* _Brief_: Reproduce all of the material word for word.

++++++++++++++++++++

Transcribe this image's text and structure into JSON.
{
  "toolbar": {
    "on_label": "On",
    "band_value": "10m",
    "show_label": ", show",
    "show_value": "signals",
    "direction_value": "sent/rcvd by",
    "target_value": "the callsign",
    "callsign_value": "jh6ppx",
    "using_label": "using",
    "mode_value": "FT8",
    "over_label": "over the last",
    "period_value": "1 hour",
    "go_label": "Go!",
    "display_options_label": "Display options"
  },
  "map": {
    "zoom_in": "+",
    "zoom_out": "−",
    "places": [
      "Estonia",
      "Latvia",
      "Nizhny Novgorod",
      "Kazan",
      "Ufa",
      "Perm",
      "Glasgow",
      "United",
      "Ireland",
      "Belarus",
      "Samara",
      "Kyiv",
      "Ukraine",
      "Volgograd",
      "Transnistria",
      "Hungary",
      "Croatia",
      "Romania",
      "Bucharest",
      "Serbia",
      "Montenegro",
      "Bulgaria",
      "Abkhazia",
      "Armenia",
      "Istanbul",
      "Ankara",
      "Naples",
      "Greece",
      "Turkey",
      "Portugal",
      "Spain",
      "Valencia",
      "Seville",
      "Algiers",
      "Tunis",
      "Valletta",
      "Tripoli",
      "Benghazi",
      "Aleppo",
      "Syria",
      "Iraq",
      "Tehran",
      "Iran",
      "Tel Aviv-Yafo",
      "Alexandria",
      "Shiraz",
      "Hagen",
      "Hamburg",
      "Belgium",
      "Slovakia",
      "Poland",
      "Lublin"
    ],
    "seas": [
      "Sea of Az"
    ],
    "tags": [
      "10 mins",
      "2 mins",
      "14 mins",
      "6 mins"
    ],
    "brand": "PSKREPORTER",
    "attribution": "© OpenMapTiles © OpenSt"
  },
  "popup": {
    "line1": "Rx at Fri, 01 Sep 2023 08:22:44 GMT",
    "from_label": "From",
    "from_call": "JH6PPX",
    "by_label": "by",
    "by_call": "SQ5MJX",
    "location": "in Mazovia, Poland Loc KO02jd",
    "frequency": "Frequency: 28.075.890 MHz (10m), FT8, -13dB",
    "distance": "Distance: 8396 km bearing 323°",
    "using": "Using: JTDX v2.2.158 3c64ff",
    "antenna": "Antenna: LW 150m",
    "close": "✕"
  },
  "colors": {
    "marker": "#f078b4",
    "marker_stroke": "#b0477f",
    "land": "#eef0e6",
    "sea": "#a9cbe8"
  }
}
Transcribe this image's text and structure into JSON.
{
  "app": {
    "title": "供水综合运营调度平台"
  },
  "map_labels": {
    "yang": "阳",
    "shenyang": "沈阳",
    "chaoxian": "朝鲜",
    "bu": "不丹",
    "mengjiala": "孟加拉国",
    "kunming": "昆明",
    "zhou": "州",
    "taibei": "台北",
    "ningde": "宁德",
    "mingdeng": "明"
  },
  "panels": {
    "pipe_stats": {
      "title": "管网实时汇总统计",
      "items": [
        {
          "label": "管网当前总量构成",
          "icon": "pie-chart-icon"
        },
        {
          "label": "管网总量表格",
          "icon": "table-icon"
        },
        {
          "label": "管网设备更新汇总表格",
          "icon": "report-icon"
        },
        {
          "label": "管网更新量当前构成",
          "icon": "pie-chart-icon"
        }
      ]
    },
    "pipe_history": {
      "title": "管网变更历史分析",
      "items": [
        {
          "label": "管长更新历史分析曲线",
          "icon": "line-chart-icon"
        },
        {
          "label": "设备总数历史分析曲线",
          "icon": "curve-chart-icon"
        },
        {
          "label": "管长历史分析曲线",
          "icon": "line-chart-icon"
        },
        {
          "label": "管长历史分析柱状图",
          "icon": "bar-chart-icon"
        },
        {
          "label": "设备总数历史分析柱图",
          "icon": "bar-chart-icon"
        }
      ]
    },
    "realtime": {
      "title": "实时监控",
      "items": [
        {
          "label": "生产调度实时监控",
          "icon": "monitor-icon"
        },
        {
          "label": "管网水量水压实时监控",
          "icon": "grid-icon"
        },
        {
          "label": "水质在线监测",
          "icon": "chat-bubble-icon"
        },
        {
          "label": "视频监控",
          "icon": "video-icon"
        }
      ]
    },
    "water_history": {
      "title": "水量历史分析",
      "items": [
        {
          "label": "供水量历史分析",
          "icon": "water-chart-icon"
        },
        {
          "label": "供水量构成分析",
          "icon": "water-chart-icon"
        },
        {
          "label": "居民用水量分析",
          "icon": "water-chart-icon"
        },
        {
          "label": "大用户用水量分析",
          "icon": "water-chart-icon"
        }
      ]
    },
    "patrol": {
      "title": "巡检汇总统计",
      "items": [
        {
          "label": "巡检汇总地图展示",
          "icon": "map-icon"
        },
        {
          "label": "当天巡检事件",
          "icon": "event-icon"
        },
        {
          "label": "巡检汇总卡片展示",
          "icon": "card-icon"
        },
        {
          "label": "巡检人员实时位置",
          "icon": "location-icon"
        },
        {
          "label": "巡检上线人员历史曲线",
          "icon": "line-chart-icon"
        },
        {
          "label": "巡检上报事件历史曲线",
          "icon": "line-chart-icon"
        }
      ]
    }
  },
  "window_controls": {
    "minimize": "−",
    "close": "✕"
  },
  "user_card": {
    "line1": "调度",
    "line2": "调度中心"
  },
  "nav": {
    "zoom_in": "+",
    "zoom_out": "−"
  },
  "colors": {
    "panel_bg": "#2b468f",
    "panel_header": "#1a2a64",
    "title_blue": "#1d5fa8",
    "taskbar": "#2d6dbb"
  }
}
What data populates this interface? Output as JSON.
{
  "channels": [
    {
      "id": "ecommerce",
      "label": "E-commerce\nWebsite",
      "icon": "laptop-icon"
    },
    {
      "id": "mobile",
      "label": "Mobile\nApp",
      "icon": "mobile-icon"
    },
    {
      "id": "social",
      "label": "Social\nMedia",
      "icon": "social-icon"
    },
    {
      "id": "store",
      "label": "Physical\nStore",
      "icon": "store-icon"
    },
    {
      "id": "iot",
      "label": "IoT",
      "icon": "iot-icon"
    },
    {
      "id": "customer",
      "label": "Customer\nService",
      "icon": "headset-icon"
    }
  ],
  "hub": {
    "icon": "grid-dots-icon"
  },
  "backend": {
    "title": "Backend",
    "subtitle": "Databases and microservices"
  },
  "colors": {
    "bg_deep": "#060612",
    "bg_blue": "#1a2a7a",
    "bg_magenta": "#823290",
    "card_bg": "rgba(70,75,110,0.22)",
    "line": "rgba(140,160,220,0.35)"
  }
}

++++++++++++++++++++

* _Reply to the task_:
Transcribe this image's text and structure into JSON.
{
  "toolbar": {
    "on_label": "On",
    "band_value": "10m",
    "show_label": ", show",
    "show_value": "signals",
    "direction_value": "sent/rcvd by",
    "target_value": "the callsign",
    "callsign_value": "jh6ppx",
    "using_label": "using",
    "mode_value": "FT8",
    "over_label": "over the last",
    "period_value": "1 hour",
    "go_label": "Go!",
    "display_options_label": "Display options"
  },
  "map": {
    "zoom_in": "+",
    "zoom_out": "−",
    "places": [
      "Estonia",
      "Latvia",
      "Nizhny Novgorod",
      "Kazan",
      "Ufa",
      "Perm",
      "Glasgow",
      "United",
      "Ireland",
      "Belarus",
      "Samara",
      "Kyiv",
      "Ukraine",
      "Volgograd",
      "Transnistria",
      "Hungary",
      "Croatia",
      "Romania",
      "Bucharest",
      "Serbia",
      "Montenegro",
      "Bulgaria",
      "Abkhazia",
      "Armenia",
      "Istanbul",
      "Ankara",
      "Naples",
      "Greece",
      "Turkey",
      "Portugal",
      "Spain",
      "Valencia",
      "Seville",
      "Algiers",
      "Tunis",
      "Valletta",
      "Tripoli",
      "Benghazi",
      "Aleppo",
      "Syria",
      "Iraq",
      "Tehran",
      "Iran",
      "Tel Aviv-Yafo",
      "Alexandria",
      "Shiraz",
      "Hagen",
      "Hamburg",
      "Belgium",
      "Slovakia",
      "Poland",
      "Lublin"
    ],
    "seas": [
      "Sea of Az"
    ],
    "tags": [
      "10 mins",
      "2 mins",
      "14 mins",
      "6 mins"
    ],
    "brand": "PSKREPORTER",
    "attribution": "© OpenMapTiles © OpenSt"
  },
  "popup": {
    "line1": "Rx at Fri, 01 Sep 2023 08:22:44 GMT",
    "from_label": "From",
    "from_call": "JH6PPX",
    "by_label": "by",
    "by_call": "SQ5MJX",
    "location": "in Mazovia, Poland Loc KO02jd",
    "frequency": "Frequency: 28.075.890 MHz (10m), FT8, -13dB",
    "distance": "Distance: 8396 km bearing 323°",
    "using": "Using: JTDX v2.2.158 3c64ff",
    "antenna": "Antenna: LW 150m",
    "close": "✕"
  },
  "colors": {
    "marker": "#f078b4",
    "marker_stroke": "#b0477f",
    "land": "#eef0e6",
    "sea": "#a9cbe8"
  }
}
Transcribe this image's text and structure into JSON.
{
  "app": {
    "title": "供水综合运营调度平台"
  },
  "map_labels": {
    "yang": "阳",
    "shenyang": "沈阳",
    "chaoxian": "朝鲜",
    "bu": "不丹",
    "mengjiala": "孟加拉国",
    "kunming": "昆明",
    "zhou": "州",
    "taibei": "台北",
    "ningde": "宁德",
    "mingdeng": "明"
  },
  "panels": {
    "pipe_stats": {
      "title": "管网实时汇总统计",
      "items": [
        {
          "label": "管网当前总量构成",
          "icon": "pie-chart-icon"
        },
        {
          "label": "管网总量表格",
          "icon": "table-icon"
        },
        {
          "label": "管网设备更新汇总表格",
          "icon": "report-icon"
        },
        {
          "label": "管网更新量当前构成",
          "icon": "pie-chart-icon"
        }
      ]
    },
    "pipe_history": {
      "title": "管网变更历史分析",
      "items": [
        {
          "label": "管长更新历史分析曲线",
          "icon": "line-chart-icon"
        },
        {
          "label": "设备总数历史分析曲线",
          "icon": "curve-chart-icon"
        },
        {
          "label": "管长历史分析曲线",
          "icon": "line-chart-icon"
        },
        {
          "label": "管长历史分析柱状图",
          "icon": "bar-chart-icon"
        },
        {
          "label": "设备总数历史分析柱图",
          "icon": "bar-chart-icon"
        }
      ]
    },
    "realtime": {
      "title": "实时监控",
      "items": [
        {
          "label": "生产调度实时监控",
          "icon": "monitor-icon"
        },
        {
          "label": "管网水量水压实时监控",
          "icon": "grid-icon"
        },
        {
          "label": "水质在线监测",
          "icon": "chat-bubble-icon"
        },
        {
          "label": "视频监控",
          "icon": "video-icon"
        }
      ]
    },
    "water_history": {
      "title": "水量历史分析",
      "items": [
        {
          "label": "供水量历史分析",
          "icon": "water-chart-icon"
        },
        {
          "label": "供水量构成分析",
          "icon": "water-chart-icon"
        },
        {
          "label": "居民用水量分析",
          "icon": "water-chart-icon"
        },
        {
          "label": "大用户用水量分析",
          "icon": "water-chart-icon"
        }
      ]
    },
    "patrol": {
      "title": "巡检汇总统计",
      "items": [
        {
          "label": "巡检汇总地图展示",
          "icon": "map-icon"
        },
        {
          "label": "当天巡检事件",
          "icon": "event-icon"
        },
        {
          "label": "巡检汇总卡片展示",
          "icon": "card-icon"
        },
        {
          "label": "巡检人员实时位置",
          "icon": "location-icon"
        },
        {
          "label": "巡检上线人员历史曲线",
          "icon": "line-chart-icon"
        },
        {
          "label": "巡检上报事件历史曲线",
          "icon": "line-chart-icon"
        }
      ]
    }
  },
  "window_controls": {
    "minimize": "−",
    "close": "✕"
  },
  "user_card": {
    "line1": "调度",
    "line2": "调度中心"
  },
  "nav": {
    "zoom_in": "+",
    "zoom_out": "−"
  },
  "colors": {
    "panel_bg": "#2b468f",
    "panel_header": "#1a2a64",
    "title_blue": "#1d5fa8",
    "taskbar": "#2d6dbb"
  }
}
What data populates this interface? Output as JSON.
{
  "channels": [
    {
      "id": "ecommerce",
      "label": "E-commerce\nWebsite",
      "icon": "laptop-icon"
    },
    {
      "id": "mobile",
      "label": "Mobile\nApp",
      "icon": "mobile-icon"
    },
    {
      "id": "social",
      "label": "Social\nMedia",
      "icon": "social-icon"
    },
    {
      "id": "store",
      "label": "Physical\nStore",
      "icon": "store-icon"
    },
    {
      "id": "iot",
      "label": "IoT",
      "icon": "iot-icon"
    },
    {
      "id": "customer",
      "label": "Customer\nService",
      "icon": "headset-icon"
    }
  ],
  "hub": {
    "icon": "grid-dots-icon"
  },
  "backend": {
    "title": "Backend",
    "subtitle": "Databases and microservices"
  },
  "colors": {
    "bg_deep": "#060612",
    "bg_blue": "#1a2a7a",
    "bg_magenta": "#823290",
    "card_bg": "rgba(70,75,110,0.22)",
    "line": "rgba(140,160,220,0.35)"
  }
}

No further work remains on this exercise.